**Prompt**
Print the data that follows exactly.

**Data lines**

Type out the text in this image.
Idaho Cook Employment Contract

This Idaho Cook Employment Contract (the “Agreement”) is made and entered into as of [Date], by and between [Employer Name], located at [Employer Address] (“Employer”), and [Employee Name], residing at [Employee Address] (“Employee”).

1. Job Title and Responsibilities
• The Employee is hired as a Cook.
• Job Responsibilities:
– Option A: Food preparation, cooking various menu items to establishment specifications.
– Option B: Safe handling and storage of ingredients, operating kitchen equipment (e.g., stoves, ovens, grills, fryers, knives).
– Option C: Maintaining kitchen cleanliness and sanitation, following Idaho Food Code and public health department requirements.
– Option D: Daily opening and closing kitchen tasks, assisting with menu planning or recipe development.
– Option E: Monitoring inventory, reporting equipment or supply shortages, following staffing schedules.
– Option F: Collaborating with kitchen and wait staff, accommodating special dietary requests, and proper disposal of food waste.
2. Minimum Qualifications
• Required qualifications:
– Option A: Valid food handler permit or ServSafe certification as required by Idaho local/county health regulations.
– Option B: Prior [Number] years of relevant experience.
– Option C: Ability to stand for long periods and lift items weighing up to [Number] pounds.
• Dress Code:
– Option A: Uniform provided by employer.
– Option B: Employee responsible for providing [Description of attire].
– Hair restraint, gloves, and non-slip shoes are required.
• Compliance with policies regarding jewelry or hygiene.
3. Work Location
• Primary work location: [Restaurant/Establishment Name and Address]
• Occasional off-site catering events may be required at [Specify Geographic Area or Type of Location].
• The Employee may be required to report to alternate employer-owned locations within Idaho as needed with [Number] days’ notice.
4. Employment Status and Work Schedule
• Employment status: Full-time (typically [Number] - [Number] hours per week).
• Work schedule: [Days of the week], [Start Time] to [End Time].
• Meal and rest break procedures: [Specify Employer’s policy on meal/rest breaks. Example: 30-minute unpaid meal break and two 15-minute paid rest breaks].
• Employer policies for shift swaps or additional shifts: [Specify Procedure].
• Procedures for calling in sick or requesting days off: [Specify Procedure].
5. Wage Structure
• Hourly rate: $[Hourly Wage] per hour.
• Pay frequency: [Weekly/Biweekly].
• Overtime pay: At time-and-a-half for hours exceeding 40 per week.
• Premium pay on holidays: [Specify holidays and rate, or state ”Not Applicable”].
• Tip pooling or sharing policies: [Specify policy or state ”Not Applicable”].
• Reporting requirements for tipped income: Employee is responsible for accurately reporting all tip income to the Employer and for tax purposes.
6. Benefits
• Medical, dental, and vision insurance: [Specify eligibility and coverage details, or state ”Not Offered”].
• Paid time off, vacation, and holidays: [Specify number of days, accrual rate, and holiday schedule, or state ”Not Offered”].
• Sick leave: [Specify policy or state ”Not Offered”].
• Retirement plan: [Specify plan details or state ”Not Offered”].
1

**Task result**
Type out the text in this image.
Idaho Cook Employment Contract

This Idaho Cook Employment Contract (the “Agreement”) is made and entered into as of [Date], by and between [Employer Name], located at [Employer Address] (“Employer”), and [Employee Name], residing at [Employee Address] (“Employee”).

1. Job Title and Responsibilities
• The Employee is hired as a Cook.
• Job Responsibilities:
– Option A: Food preparation, cooking various menu items to establishment specifications.
– Option B: Safe handling and storage of ingredients, operating kitchen equipment (e.g., stoves, ovens, grills, fryers, knives).
– Option C: Maintaining kitchen cleanliness and sanitation, following Idaho Food Code and public health department requirements.
– Option D: Daily opening and closing kitchen tasks, assisting with menu planning or recipe development.
– Option E: Monitoring inventory, reporting equipment or supply shortages, following staffing schedules.
– Option F: Collaborating with kitchen and wait staff, accommodating special dietary requests, and proper disposal of food waste.
2. Minimum Qualifications
• Required qualifications:
– Option A: Valid food handler permit or ServSafe certification as required by Idaho local/county health regulations.
– Option B: Prior [Number] years of relevant experience.
– Option C: Ability to stand for long periods and lift items weighing up to [Number] pounds.
• Dress Code:
– Option A: Uniform provided by employer.
– Option B: Employee responsible for providing [Description of attire].
– Hair restraint, gloves, and non-slip shoes are required.
• Compliance with policies regarding jewelry or hygiene.
3. Work Location
• Primary work location: [Restaurant/Establishment Name and Address]
• Occasional off-site catering events may be required at [Specify Geographic Area or Type of Location].
• The Employee may be required to report to alternate employer-owned locations within Idaho as needed with [Number] days’ notice.
4. Employment Status and Work Schedule
• Employment status: Full-time (typically [Number] - [Number] hours per week).
• Work schedule: [Days of the week], [Start Time] to [End Time].
• Meal and rest break procedures: [Specify Employer’s policy on meal/rest breaks. Example: 30-minute unpaid meal break and two 15-minute paid rest breaks].
• Employer policies for shift swaps or additional shifts: [Specify Procedure].
• Procedures for calling in sick or requesting days off: [Specify Procedure].
5. Wage Structure
• Hourly rate: $[Hourly Wage] per hour.
• Pay frequency: [Weekly/Biweekly].
• Overtime pay: At time-and-a-half for hours exceeding 40 per week.
• Premium pay on holidays: [Specify holidays and rate, or state ”Not Applicable”].
• Tip pooling or sharing policies: [Specify policy or state ”Not Applicable”].
• Reporting requirements for tipped income: Employee is responsible for accurately reporting all tip income to the Employer and for tax purposes.
6. Benefits
• Medical, dental, and vision insurance: [Specify eligibility and coverage details, or state ”Not Offered”].
• Paid time off, vacation, and holidays: [Specify number of days, accrual rate, and holiday schedule, or state ”Not Offered”].
• Sick leave: [Specify policy or state ”Not Offered”].
• Retirement plan: [Specify plan details or state ”Not Offered”].
1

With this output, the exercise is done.